- What this task involves: Write the material out again in full, word for word. Do not include the pictures.

- Provided data:
• • • • •

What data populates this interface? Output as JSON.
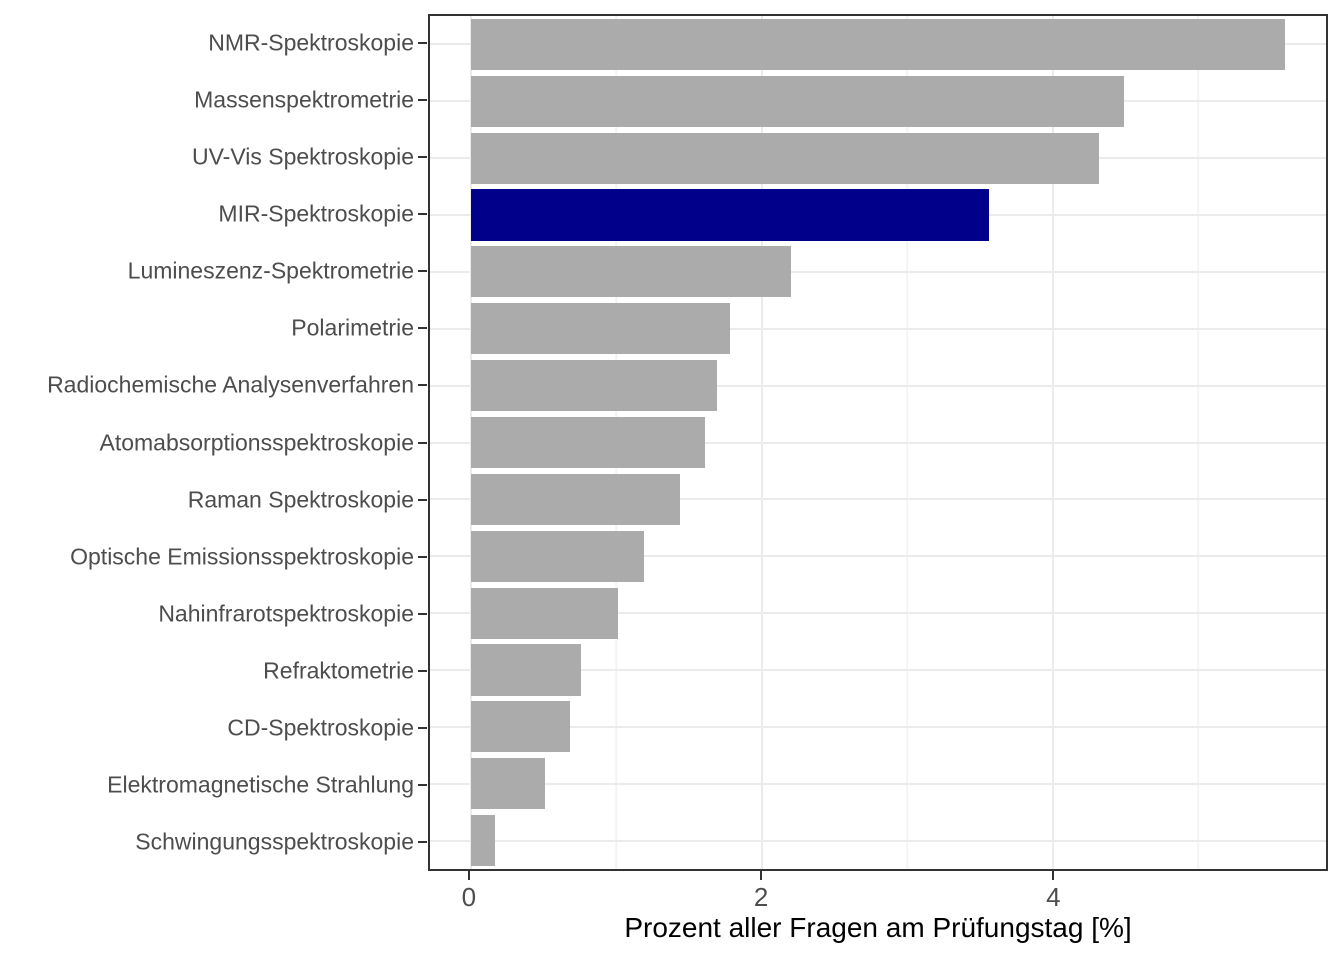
{
  "chart_data": {
    "type": "bar",
    "orientation": "horizontal",
    "title": "",
    "xlabel": "Prozent aller Fragen am Prüfungstag [%]",
    "ylabel": "",
    "categories": [
      "NMR-Spektroskopie",
      "Massenspektrometrie",
      "UV-Vis Spektroskopie",
      "MIR-Spektroskopie",
      "Lumineszenz-Spektrometrie",
      "Polarimetrie",
      "Radiochemische Analysenverfahren",
      "Atomabsorptionsspektroskopie",
      "Raman Spektroskopie",
      "Optische Emissionsspektroskopie",
      "Nahinfrarotspektroskopie",
      "Refraktometrie",
      "CD-Spektroskopie",
      "Elektromagnetische Strahlung",
      "Schwingungsspektroskopie"
    ],
    "values": [
      5.6,
      4.49,
      4.32,
      3.56,
      2.2,
      1.78,
      1.69,
      1.61,
      1.44,
      1.19,
      1.01,
      0.76,
      0.68,
      0.51,
      0.17
    ],
    "highlighted_category": "MIR-Spektroskopie",
    "x_ticks": [
      0,
      2,
      4
    ],
    "x_tick_labels": [
      "0",
      "2",
      "4"
    ],
    "x_minor_ticks": [
      1,
      3,
      5
    ],
    "xlim": [
      -0.28,
      5.88
    ],
    "bar_width_fraction": 0.9,
    "grid": true,
    "legend": false,
    "colors": {
      "bar": "#ABABAB",
      "highlight": "#00008B",
      "grid_major": "#EBEBEB",
      "grid_minor": "#F4F4F4",
      "panel_border": "#333333",
      "tick": "#333333",
      "tick_label": "#4D4D4D",
      "axis_title": "#000000",
      "background": "#FFFFFF"
    }
  }
}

• • • • •

- Solution for this problem:
What data populates this interface? Output as JSON.
{
  "chart_data": {
    "type": "bar",
    "orientation": "horizontal",
    "title": "",
    "xlabel": "Prozent aller Fragen am Prüfungstag [%]",
    "ylabel": "",
    "categories": [
      "NMR-Spektroskopie",
      "Massenspektrometrie",
      "UV-Vis Spektroskopie",
      "MIR-Spektroskopie",
      "Lumineszenz-Spektrometrie",
      "Polarimetrie",
      "Radiochemische Analysenverfahren",
      "Atomabsorptionsspektroskopie",
      "Raman Spektroskopie",
      "Optische Emissionsspektroskopie",
      "Nahinfrarotspektroskopie",
      "Refraktometrie",
      "CD-Spektroskopie",
      "Elektromagnetische Strahlung",
      "Schwingungsspektroskopie"
    ],
    "values": [
      5.6,
      4.49,
      4.32,
      3.56,
      2.2,
      1.78,
      1.69,
      1.61,
      1.44,
      1.19,
      1.01,
      0.76,
      0.68,
      0.51,
      0.17
    ],
    "highlighted_category": "MIR-Spektroskopie",
    "x_ticks": [
      0,
      2,
      4
    ],
    "x_tick_labels": [
      "0",
      "2",
      "4"
    ],
    "x_minor_ticks": [
      1,
      3,
      5
    ],
    "xlim": [
      -0.28,
      5.88
    ],
    "bar_width_fraction": 0.9,
    "grid": true,
    "legend": false,
    "colors": {
      "bar": "#ABABAB",
      "highlight": "#00008B",
      "grid_major": "#EBEBEB",
      "grid_minor": "#F4F4F4",
      "panel_border": "#333333",
      "tick": "#333333",
      "tick_label": "#4D4D4D",
      "axis_title": "#000000",
      "background": "#FFFFFF"
    }
  }
}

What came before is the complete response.